**Listed records**
>> START

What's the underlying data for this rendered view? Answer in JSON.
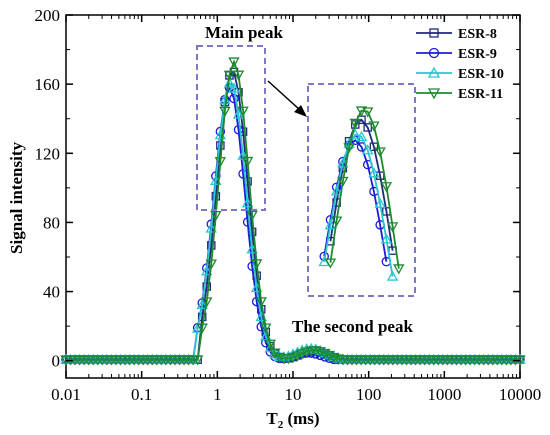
{
  "chart_data": {
    "type": "line",
    "xlabel": "T",
    "xlabel_sub": "2",
    "xlabel_unit": " (ms)",
    "ylabel": "Signal intensity",
    "xscale": "log",
    "xlim": [
      0.01,
      10000
    ],
    "ylim": [
      -10,
      200
    ],
    "xticks": [
      {
        "value": 0.01,
        "label": "0.01"
      },
      {
        "value": 0.1,
        "label": "0.1"
      },
      {
        "value": 1,
        "label": "1"
      },
      {
        "value": 10,
        "label": "10"
      },
      {
        "value": 100,
        "label": "100"
      },
      {
        "value": 1000,
        "label": "1000"
      },
      {
        "value": 10000,
        "label": "10000"
      }
    ],
    "yticks": [
      {
        "value": 0,
        "label": "0"
      },
      {
        "value": 40,
        "label": "40"
      },
      {
        "value": 80,
        "label": "80"
      },
      {
        "value": 120,
        "label": "120"
      },
      {
        "value": 160,
        "label": "160"
      },
      {
        "value": 200,
        "label": "200"
      }
    ],
    "legend_position": "top-right",
    "annotations": {
      "main_peak": "Main peak",
      "second_peak": "The second peak"
    },
    "series": [
      {
        "name": "ESR-8",
        "color": "#1f2a7a",
        "marker": "square",
        "main": {
          "center": 1.58,
          "amp": 168,
          "width": 0.205
        },
        "second": {
          "center": 18,
          "amp": 5.5,
          "width": 0.18
        },
        "onset": 0.57,
        "shift": 0.0
      },
      {
        "name": "ESR-9",
        "color": "#1c1cd6",
        "marker": "circle",
        "main": {
          "center": 1.45,
          "amp": 158,
          "width": 0.205
        },
        "second": {
          "center": 16,
          "amp": 4.5,
          "width": 0.18
        },
        "onset": 0.5,
        "shift": -0.02
      },
      {
        "name": "ESR-10",
        "color": "#28c6d0",
        "marker": "triangle-up",
        "main": {
          "center": 1.5,
          "amp": 161,
          "width": 0.21
        },
        "second": {
          "center": 17,
          "amp": 7,
          "width": 0.2
        },
        "onset": 0.52,
        "shift": -0.01
      },
      {
        "name": "ESR-11",
        "color": "#1e8a2e",
        "marker": "triangle-down",
        "main": {
          "center": 1.66,
          "amp": 173,
          "width": 0.2
        },
        "second": {
          "center": 19,
          "amp": 6,
          "width": 0.18
        },
        "onset": 0.6,
        "shift": 0.01
      }
    ]
  }
}
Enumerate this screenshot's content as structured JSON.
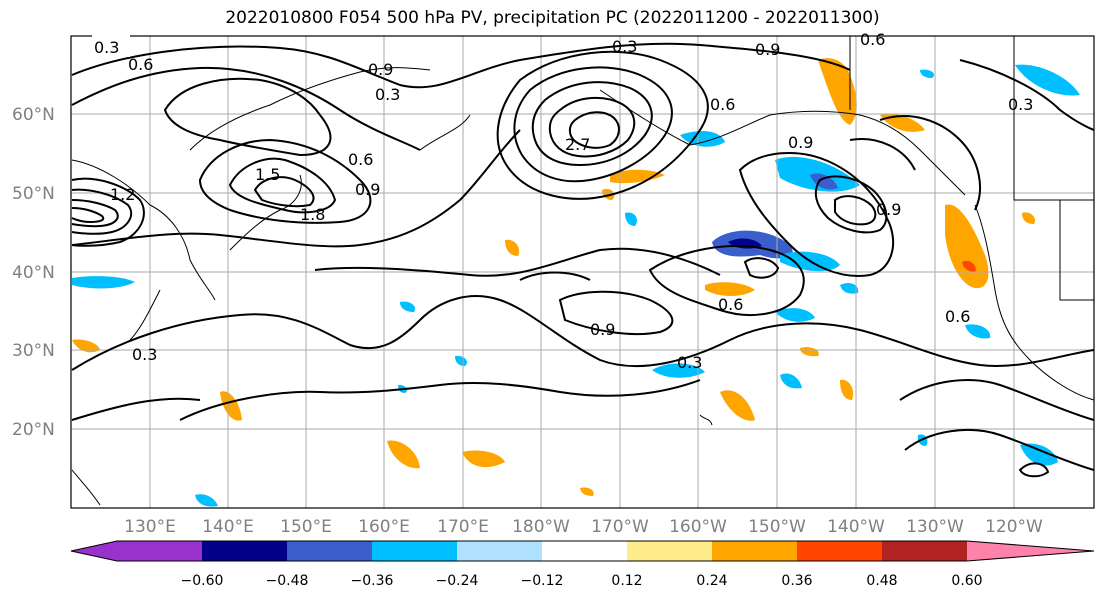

>> END

**Task**
Reproduce the listing above exactly, excluding all pictures.

**Response**
What's the underlying data for this rendered view? Answer in JSON.
{
  "chart_data": {
    "type": "line",
    "xlabel": "T",
    "xlabel_sub": "2",
    "xlabel_unit": " (ms)",
    "ylabel": "Signal intensity",
    "xscale": "log",
    "xlim": [
      0.01,
      10000
    ],
    "ylim": [
      -10,
      200
    ],
    "xticks": [
      {
        "value": 0.01,
        "label": "0.01"
      },
      {
        "value": 0.1,
        "label": "0.1"
      },
      {
        "value": 1,
        "label": "1"
      },
      {
        "value": 10,
        "label": "10"
      },
      {
        "value": 100,
        "label": "100"
      },
      {
        "value": 1000,
        "label": "1000"
      },
      {
        "value": 10000,
        "label": "10000"
      }
    ],
    "yticks": [
      {
        "value": 0,
        "label": "0"
      },
      {
        "value": 40,
        "label": "40"
      },
      {
        "value": 80,
        "label": "80"
      },
      {
        "value": 120,
        "label": "120"
      },
      {
        "value": 160,
        "label": "160"
      },
      {
        "value": 200,
        "label": "200"
      }
    ],
    "legend_position": "top-right",
    "annotations": {
      "main_peak": "Main peak",
      "second_peak": "The second peak"
    },
    "series": [
      {
        "name": "ESR-8",
        "color": "#1f2a7a",
        "marker": "square",
        "main": {
          "center": 1.58,
          "amp": 168,
          "width": 0.205
        },
        "second": {
          "center": 18,
          "amp": 5.5,
          "width": 0.18
        },
        "onset": 0.57,
        "shift": 0.0
      },
      {
        "name": "ESR-9",
        "color": "#1c1cd6",
        "marker": "circle",
        "main": {
          "center": 1.45,
          "amp": 158,
          "width": 0.205
        },
        "second": {
          "center": 16,
          "amp": 4.5,
          "width": 0.18
        },
        "onset": 0.5,
        "shift": -0.02
      },
      {
        "name": "ESR-10",
        "color": "#28c6d0",
        "marker": "triangle-up",
        "main": {
          "center": 1.5,
          "amp": 161,
          "width": 0.21
        },
        "second": {
          "center": 17,
          "amp": 7,
          "width": 0.2
        },
        "onset": 0.52,
        "shift": -0.01
      },
      {
        "name": "ESR-11",
        "color": "#1e8a2e",
        "marker": "triangle-down",
        "main": {
          "center": 1.66,
          "amp": 173,
          "width": 0.2
        },
        "second": {
          "center": 19,
          "amp": 6,
          "width": 0.18
        },
        "onset": 0.6,
        "shift": 0.01
      }
    ]
  }
}
Enumerate this screenshot's content as structured JSON.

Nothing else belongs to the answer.